[Saved entries]
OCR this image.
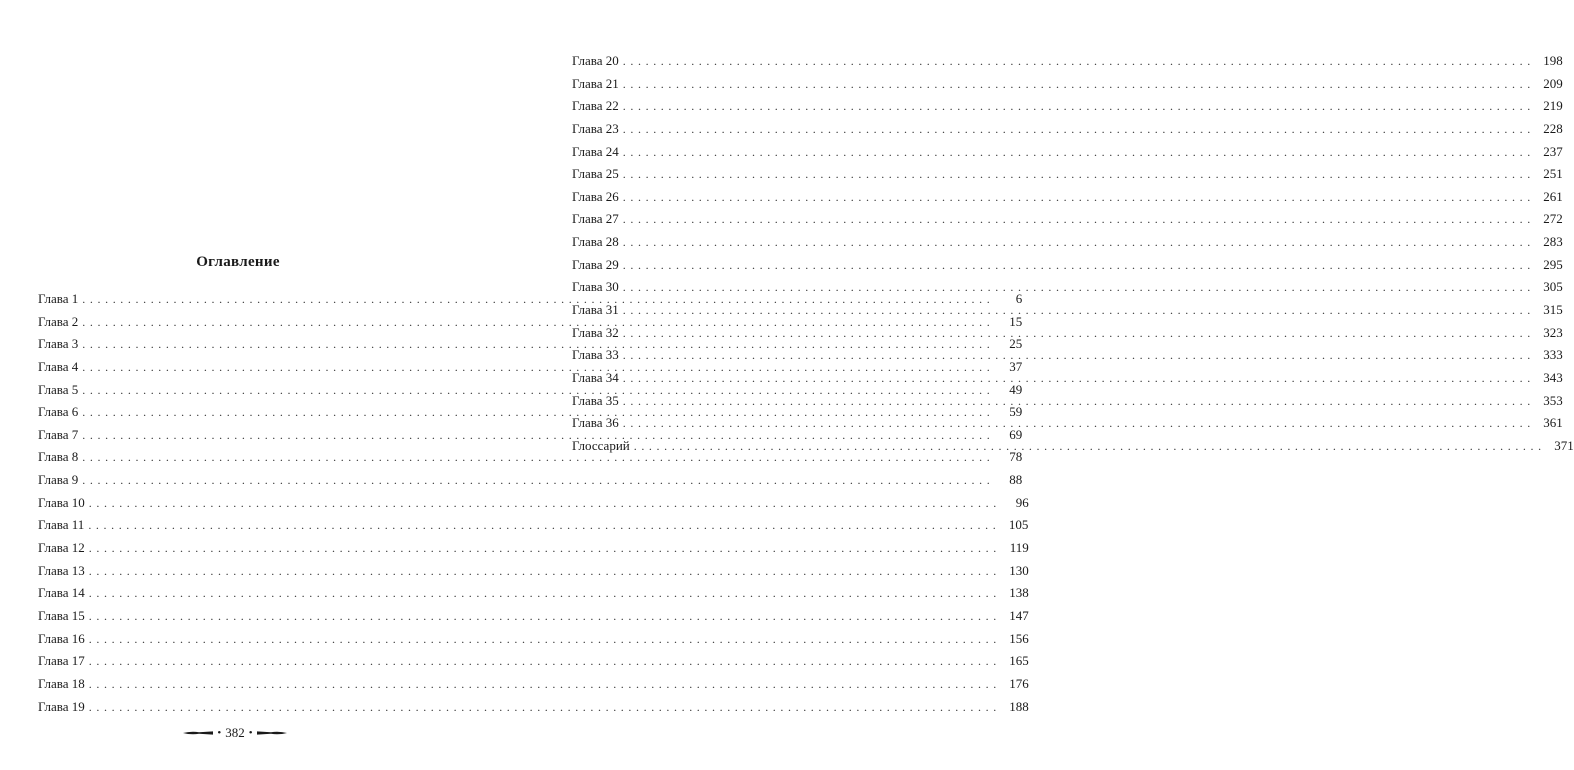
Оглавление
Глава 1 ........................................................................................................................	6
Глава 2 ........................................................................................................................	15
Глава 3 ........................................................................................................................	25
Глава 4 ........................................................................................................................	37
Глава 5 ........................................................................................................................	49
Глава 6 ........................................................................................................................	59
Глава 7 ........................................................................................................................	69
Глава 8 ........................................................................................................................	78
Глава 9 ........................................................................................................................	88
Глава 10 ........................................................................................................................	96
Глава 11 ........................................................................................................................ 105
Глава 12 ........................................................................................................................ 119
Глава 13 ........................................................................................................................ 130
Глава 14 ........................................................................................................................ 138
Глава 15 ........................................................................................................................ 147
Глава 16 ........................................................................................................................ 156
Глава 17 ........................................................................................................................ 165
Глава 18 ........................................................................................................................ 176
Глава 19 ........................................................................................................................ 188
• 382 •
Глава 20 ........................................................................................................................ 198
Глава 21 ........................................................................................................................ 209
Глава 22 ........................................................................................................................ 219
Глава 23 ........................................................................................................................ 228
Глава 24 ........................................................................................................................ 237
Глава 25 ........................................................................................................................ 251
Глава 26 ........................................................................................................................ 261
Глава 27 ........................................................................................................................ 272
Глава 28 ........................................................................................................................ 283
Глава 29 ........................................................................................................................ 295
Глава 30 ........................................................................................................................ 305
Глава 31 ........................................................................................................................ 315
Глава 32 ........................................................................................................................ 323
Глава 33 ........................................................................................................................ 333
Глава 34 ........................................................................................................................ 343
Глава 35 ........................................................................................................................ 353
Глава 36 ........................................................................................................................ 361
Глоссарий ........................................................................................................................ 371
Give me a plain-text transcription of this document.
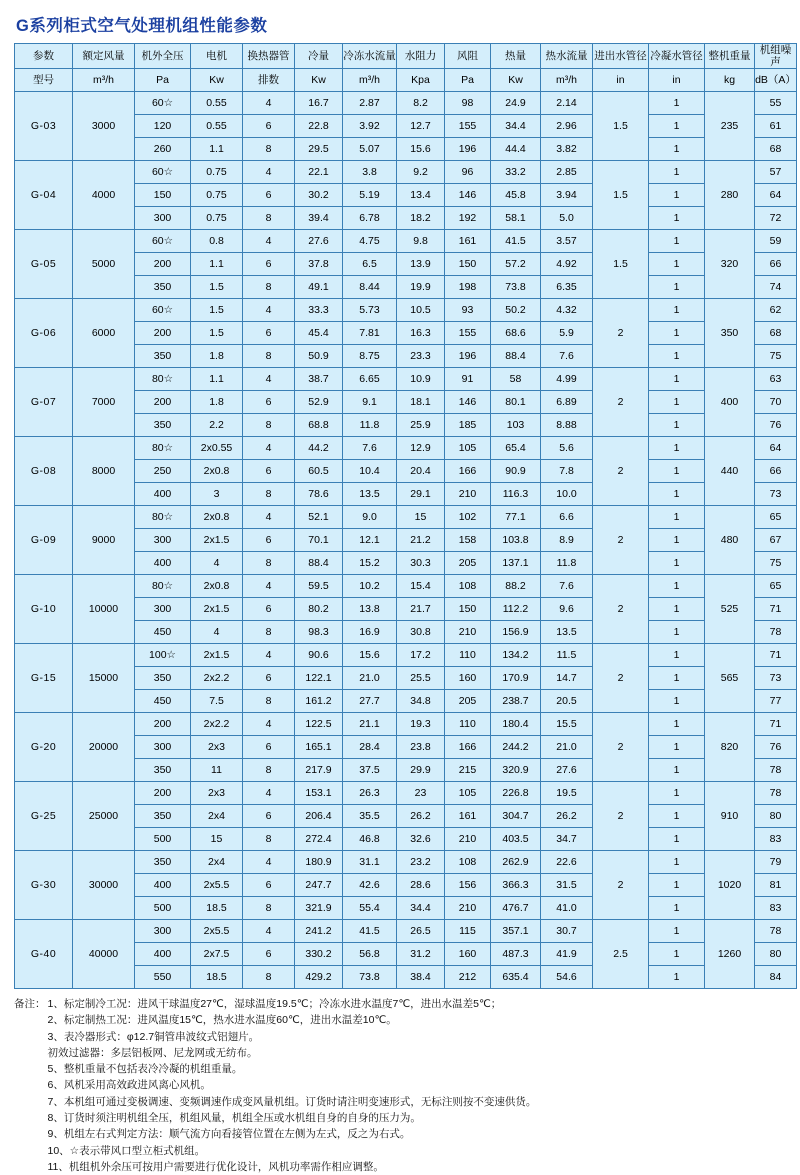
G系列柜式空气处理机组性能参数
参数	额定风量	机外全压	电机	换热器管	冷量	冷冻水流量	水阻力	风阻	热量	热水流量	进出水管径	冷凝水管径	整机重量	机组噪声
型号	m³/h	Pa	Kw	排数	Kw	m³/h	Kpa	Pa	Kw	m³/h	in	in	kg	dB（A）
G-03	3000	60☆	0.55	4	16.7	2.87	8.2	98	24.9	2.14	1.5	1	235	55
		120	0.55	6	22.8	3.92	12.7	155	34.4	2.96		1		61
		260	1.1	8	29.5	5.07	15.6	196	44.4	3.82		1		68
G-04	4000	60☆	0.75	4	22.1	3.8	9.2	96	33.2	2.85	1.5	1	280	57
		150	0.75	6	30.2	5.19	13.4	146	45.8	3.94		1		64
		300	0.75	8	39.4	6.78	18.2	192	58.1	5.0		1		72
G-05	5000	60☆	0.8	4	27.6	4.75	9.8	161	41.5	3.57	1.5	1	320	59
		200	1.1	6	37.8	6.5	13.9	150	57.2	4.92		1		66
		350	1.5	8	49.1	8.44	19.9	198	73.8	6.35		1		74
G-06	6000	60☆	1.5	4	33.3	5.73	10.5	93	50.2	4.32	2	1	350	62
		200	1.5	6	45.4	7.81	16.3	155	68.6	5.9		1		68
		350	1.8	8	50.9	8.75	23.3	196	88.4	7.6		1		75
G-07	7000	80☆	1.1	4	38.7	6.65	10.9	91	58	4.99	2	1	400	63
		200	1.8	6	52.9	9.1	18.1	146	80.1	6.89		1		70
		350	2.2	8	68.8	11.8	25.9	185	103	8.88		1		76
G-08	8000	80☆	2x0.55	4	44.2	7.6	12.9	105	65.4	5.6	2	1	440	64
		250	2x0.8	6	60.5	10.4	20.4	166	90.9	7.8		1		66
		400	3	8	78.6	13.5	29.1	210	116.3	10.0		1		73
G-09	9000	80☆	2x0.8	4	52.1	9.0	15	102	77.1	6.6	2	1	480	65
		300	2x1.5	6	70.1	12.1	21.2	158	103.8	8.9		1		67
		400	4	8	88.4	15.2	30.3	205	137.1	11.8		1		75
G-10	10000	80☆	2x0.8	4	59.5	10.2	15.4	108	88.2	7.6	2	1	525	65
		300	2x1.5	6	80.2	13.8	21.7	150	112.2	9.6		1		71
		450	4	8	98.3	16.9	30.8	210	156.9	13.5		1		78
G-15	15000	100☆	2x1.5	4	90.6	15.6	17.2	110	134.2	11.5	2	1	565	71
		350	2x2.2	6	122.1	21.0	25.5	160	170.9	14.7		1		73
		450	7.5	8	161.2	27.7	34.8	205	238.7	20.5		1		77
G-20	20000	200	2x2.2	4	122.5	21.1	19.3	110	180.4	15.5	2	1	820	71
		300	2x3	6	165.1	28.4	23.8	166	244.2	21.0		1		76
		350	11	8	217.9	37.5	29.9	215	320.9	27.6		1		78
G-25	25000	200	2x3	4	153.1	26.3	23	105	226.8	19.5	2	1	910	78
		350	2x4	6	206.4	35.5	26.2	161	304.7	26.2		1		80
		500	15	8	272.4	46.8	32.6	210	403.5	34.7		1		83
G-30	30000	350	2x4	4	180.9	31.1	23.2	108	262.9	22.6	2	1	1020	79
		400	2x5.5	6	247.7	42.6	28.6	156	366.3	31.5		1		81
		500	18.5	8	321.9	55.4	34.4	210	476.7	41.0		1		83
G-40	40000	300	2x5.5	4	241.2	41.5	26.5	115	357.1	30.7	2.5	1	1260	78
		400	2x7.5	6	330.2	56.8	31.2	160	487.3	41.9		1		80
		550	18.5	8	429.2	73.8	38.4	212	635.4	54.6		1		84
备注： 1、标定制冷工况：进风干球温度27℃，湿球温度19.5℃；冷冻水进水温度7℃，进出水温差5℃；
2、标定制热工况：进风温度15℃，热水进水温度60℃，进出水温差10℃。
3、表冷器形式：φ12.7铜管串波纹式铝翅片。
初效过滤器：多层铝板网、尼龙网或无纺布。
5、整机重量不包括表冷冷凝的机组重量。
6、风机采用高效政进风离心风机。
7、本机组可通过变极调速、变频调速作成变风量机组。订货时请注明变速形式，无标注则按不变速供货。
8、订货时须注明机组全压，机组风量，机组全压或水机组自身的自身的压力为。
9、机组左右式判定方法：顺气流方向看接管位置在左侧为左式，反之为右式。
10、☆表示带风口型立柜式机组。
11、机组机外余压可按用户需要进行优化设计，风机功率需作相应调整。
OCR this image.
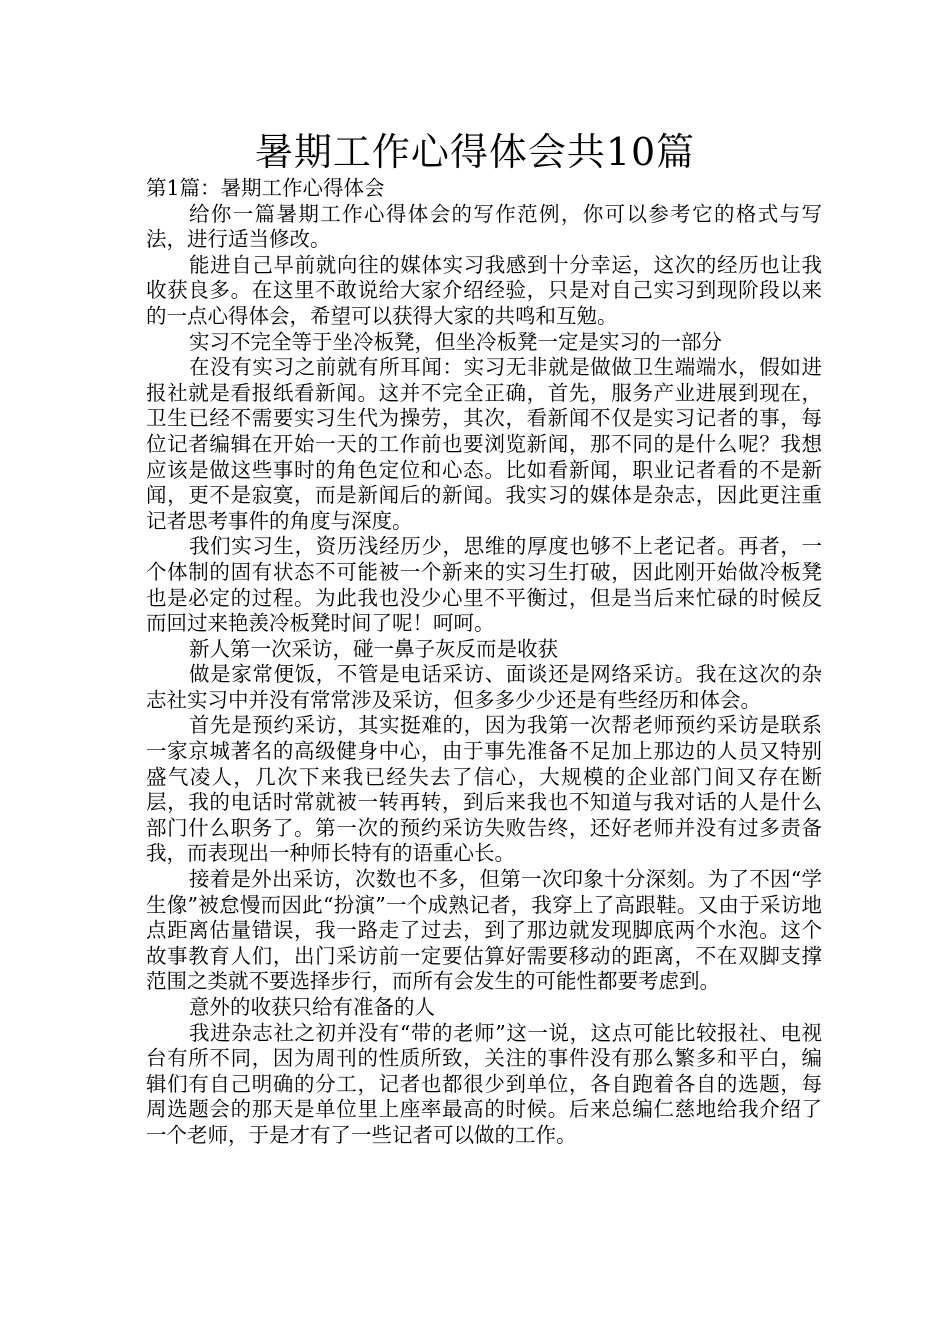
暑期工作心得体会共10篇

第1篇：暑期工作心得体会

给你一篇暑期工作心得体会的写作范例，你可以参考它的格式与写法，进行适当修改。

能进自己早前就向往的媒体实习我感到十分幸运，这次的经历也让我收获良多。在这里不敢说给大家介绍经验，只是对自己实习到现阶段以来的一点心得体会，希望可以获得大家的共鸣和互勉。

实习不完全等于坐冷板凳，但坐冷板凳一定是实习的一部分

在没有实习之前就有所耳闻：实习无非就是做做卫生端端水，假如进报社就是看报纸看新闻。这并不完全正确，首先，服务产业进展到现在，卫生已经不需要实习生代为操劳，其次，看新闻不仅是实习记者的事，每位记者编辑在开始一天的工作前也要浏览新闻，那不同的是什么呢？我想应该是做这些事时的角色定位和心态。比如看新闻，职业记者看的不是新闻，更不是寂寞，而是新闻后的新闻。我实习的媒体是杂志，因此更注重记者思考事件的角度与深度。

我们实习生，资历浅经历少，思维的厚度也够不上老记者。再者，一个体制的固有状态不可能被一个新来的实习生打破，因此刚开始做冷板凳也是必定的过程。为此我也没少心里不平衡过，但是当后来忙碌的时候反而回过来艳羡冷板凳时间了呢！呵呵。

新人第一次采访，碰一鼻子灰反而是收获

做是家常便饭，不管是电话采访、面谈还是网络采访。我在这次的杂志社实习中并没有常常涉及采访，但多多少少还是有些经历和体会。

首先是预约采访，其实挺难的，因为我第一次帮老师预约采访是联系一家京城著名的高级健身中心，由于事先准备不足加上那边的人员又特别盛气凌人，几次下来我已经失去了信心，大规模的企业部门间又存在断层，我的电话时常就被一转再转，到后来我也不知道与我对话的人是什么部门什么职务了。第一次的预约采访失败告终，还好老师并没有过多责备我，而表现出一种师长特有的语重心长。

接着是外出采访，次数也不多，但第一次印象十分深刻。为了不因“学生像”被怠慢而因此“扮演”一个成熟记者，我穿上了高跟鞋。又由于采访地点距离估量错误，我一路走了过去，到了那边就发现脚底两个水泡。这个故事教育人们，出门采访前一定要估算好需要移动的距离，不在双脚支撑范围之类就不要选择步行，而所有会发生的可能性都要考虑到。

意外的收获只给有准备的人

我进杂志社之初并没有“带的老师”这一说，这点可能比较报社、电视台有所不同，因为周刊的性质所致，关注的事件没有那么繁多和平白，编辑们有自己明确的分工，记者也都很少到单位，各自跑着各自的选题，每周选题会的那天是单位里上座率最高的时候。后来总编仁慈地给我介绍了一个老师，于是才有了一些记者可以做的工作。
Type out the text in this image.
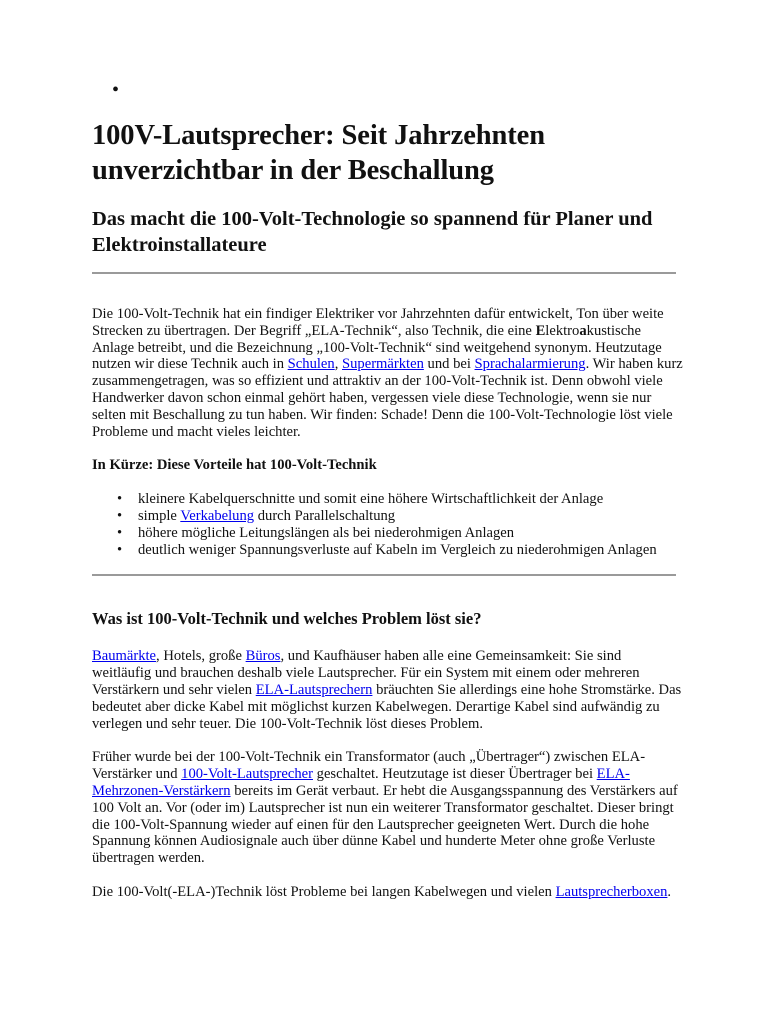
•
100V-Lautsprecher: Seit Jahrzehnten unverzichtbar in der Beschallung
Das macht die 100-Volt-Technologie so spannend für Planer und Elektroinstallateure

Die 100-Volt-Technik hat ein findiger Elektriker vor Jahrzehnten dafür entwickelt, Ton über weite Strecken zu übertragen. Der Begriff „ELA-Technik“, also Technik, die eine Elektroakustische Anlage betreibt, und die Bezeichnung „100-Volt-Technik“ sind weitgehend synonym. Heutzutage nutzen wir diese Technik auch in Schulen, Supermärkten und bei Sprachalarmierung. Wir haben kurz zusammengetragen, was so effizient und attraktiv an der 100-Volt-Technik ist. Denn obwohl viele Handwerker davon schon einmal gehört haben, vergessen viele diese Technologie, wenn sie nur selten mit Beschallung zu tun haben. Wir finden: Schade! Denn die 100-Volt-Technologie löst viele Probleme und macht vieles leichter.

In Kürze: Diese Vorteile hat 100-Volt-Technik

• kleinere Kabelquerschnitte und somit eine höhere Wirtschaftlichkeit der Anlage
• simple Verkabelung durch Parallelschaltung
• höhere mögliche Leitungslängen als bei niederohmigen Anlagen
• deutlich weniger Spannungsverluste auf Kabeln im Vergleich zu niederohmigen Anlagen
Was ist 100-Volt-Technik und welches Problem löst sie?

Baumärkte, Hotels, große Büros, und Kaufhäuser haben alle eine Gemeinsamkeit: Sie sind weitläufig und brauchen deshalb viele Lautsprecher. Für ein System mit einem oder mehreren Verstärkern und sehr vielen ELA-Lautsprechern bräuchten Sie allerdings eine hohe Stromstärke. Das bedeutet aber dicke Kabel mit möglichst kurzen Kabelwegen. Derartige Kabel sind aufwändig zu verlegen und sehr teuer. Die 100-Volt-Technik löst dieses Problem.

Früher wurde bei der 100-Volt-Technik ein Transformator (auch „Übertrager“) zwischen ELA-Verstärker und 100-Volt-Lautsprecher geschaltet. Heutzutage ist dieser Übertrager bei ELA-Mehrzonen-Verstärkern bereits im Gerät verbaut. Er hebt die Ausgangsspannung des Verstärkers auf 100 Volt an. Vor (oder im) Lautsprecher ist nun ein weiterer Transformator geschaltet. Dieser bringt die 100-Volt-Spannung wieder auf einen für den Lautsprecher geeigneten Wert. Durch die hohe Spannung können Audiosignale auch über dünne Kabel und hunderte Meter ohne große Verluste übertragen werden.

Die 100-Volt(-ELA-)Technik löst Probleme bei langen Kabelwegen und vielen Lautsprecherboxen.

**What the exercise asks:** Select and copy each line from the data that includes the word "höhere".

**Answer to this exercise:**
• kleinere Kabelquerschnitte und somit eine höhere Wirtschaftlichkeit der Anlage
• höhere mögliche Leitungslängen als bei niederohmigen Anlagen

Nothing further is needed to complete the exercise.